• Aim: Repeat the records word for word, excluding any picture.

(Stored data)
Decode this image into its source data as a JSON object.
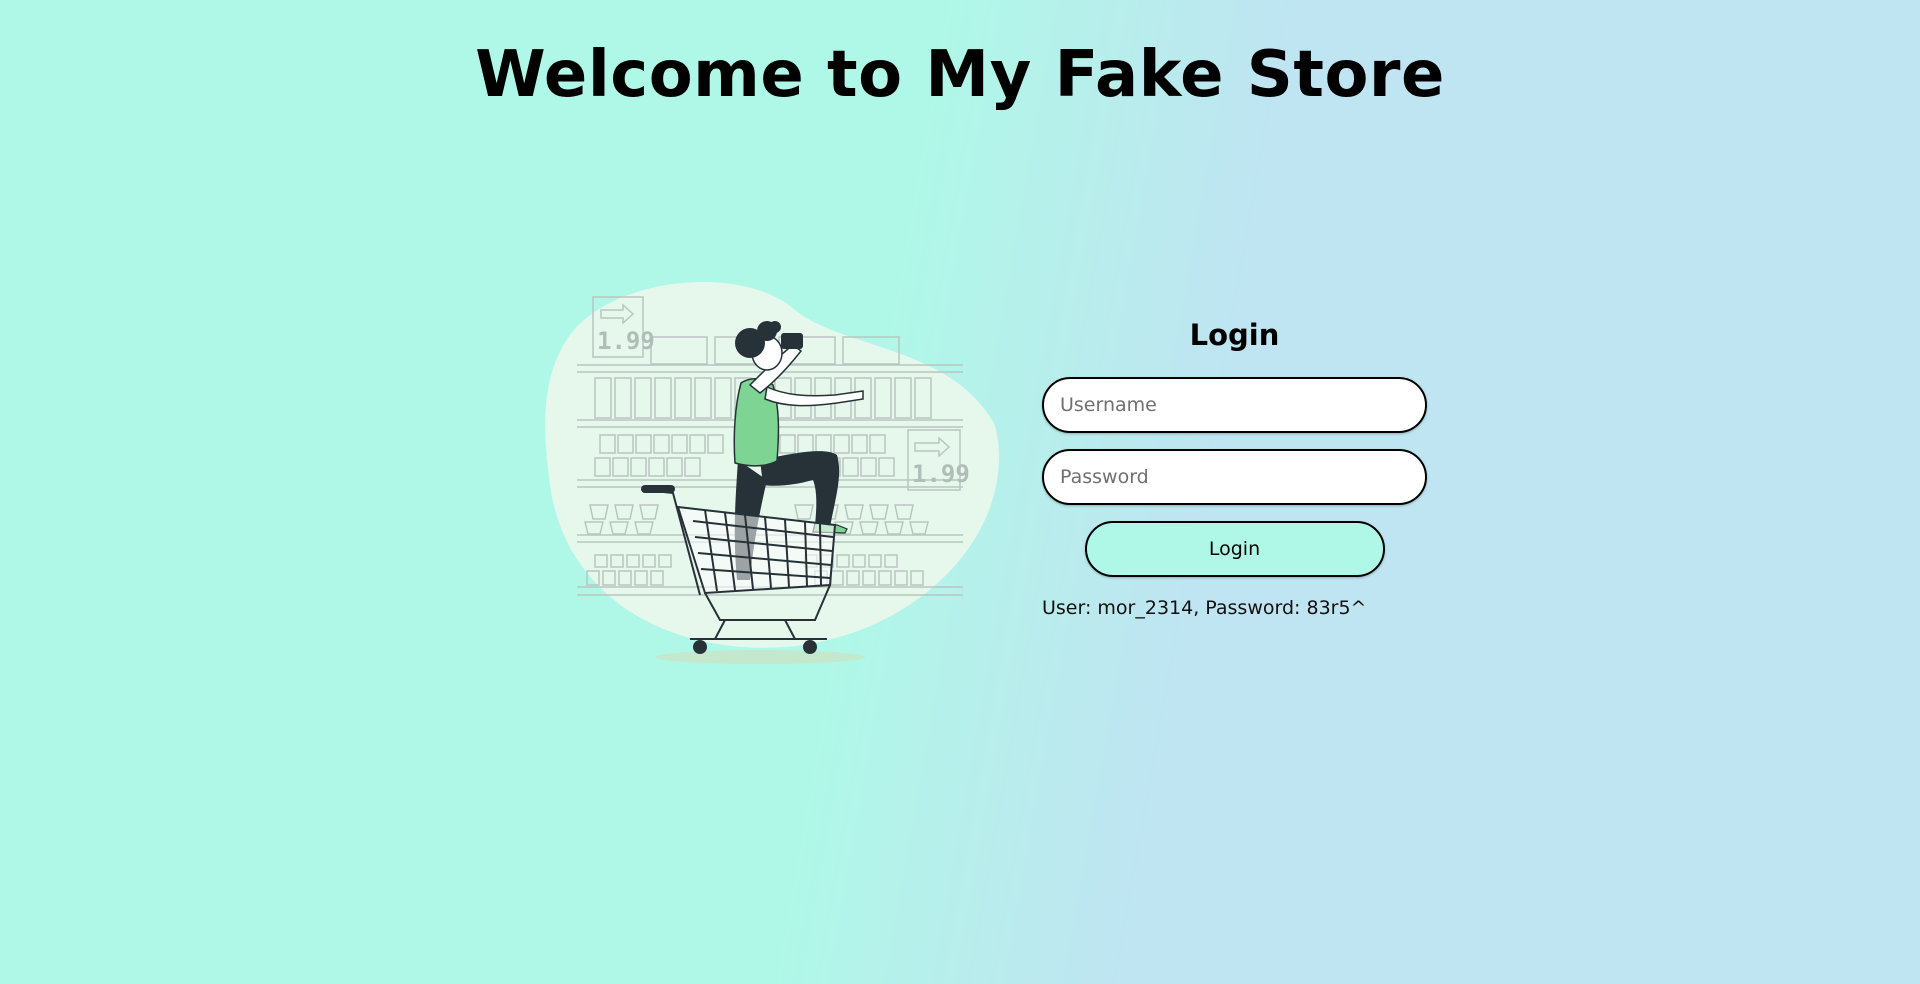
{
  "page": {
    "title": "Welcome to My Fake Store"
  },
  "illustration": {
    "price_tag_1": "1.99",
    "price_tag_2": "1.99",
    "icon": "shopping-cart-woman-illustration"
  },
  "login": {
    "heading": "Login",
    "username_placeholder": "Username",
    "username_value": "",
    "password_placeholder": "Password",
    "password_value": "",
    "button_label": "Login",
    "credentials_hint": "User: mor_2314, Password: 83r5^"
  },
  "colors": {
    "background_left": "#aff8e8",
    "background_right": "#bfe4f2",
    "button_fill": "#aff8e8",
    "blob": "#e6f7ec",
    "shirt": "#7ed492",
    "dark": "#263238"
  }
}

• Solution:
Decode this image into its source data as a JSON object.
{
  "page": {
    "title": "Welcome to My Fake Store"
  },
  "illustration": {
    "price_tag_1": "1.99",
    "price_tag_2": "1.99",
    "icon": "shopping-cart-woman-illustration"
  },
  "login": {
    "heading": "Login",
    "username_placeholder": "Username",
    "username_value": "",
    "password_placeholder": "Password",
    "password_value": "",
    "button_label": "Login",
    "credentials_hint": "User: mor_2314, Password: 83r5^"
  },
  "colors": {
    "background_left": "#aff8e8",
    "background_right": "#bfe4f2",
    "button_fill": "#aff8e8",
    "blob": "#e6f7ec",
    "shirt": "#7ed492",
    "dark": "#263238"
  }
}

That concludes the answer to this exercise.